### Material
##############################

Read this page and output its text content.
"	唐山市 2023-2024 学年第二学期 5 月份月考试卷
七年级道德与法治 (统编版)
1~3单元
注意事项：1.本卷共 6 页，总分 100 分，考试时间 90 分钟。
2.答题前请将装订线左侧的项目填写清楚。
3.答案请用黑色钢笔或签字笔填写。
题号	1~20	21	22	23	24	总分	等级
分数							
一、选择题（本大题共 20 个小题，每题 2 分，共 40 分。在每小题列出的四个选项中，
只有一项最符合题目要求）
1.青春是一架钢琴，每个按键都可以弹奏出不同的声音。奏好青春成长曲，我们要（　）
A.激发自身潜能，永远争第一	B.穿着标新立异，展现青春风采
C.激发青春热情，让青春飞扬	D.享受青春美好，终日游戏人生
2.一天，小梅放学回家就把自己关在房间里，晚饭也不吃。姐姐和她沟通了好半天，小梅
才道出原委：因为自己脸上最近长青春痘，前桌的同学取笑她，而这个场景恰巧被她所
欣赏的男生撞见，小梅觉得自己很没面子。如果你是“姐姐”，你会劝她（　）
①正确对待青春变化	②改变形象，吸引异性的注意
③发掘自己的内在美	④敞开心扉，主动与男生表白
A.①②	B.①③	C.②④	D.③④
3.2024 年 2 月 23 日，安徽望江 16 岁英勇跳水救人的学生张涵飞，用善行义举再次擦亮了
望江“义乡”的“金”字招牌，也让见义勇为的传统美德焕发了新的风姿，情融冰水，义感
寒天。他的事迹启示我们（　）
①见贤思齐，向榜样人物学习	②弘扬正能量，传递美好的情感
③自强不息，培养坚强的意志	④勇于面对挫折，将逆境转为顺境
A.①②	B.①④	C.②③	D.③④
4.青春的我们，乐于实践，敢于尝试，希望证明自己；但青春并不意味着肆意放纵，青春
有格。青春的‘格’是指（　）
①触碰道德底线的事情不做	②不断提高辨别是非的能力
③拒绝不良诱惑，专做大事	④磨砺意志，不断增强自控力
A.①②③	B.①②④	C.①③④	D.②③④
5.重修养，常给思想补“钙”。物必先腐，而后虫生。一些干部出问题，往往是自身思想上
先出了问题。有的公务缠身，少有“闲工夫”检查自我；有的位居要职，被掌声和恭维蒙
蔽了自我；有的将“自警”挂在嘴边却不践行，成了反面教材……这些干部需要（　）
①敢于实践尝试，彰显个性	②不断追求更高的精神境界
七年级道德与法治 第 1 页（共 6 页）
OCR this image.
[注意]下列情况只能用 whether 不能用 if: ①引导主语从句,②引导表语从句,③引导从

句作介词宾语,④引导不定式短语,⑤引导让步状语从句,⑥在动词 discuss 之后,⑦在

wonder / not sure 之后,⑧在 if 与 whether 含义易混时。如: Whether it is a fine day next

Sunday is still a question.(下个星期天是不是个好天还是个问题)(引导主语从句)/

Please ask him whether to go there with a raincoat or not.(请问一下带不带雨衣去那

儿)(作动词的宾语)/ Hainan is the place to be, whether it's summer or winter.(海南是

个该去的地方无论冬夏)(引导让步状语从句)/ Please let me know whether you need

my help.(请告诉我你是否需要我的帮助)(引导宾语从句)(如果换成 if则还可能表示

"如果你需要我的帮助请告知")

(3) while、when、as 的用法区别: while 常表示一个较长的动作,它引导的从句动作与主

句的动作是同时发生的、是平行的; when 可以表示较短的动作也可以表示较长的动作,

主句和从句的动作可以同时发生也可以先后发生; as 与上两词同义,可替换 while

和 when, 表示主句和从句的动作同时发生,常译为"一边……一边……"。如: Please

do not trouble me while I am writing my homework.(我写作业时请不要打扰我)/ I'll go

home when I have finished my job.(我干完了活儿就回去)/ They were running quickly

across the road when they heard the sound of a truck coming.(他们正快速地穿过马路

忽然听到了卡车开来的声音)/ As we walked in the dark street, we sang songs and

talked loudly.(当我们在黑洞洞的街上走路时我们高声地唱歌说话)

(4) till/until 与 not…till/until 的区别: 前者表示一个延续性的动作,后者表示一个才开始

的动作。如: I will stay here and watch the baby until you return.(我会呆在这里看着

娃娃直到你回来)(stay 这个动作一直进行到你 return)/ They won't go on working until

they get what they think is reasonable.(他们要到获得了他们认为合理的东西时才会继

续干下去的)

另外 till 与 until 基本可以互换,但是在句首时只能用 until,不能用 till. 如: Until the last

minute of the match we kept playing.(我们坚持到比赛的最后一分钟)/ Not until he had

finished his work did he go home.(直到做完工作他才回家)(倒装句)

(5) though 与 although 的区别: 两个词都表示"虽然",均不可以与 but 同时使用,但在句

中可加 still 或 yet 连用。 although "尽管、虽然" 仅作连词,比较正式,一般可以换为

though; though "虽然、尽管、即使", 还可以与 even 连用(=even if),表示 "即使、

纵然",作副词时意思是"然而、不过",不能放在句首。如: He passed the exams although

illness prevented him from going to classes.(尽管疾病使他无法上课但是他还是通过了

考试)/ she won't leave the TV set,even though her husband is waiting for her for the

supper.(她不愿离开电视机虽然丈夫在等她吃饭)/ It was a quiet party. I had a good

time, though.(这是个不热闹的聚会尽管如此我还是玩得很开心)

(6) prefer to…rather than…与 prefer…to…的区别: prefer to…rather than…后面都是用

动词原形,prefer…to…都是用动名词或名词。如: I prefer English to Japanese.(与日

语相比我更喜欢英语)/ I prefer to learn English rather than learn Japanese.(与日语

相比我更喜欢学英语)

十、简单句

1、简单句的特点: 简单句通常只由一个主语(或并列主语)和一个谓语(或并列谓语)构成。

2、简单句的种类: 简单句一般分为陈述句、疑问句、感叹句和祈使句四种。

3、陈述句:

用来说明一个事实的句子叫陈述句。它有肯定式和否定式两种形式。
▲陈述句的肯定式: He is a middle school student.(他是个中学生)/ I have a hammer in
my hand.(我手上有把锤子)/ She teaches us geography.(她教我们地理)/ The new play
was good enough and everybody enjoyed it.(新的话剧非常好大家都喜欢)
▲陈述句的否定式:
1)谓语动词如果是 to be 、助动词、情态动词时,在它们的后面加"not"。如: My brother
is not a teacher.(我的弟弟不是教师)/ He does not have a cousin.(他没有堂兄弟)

##############################

### Request
The answer should be a single number: the count of lines in the data that include the string "this".

### Written solution
2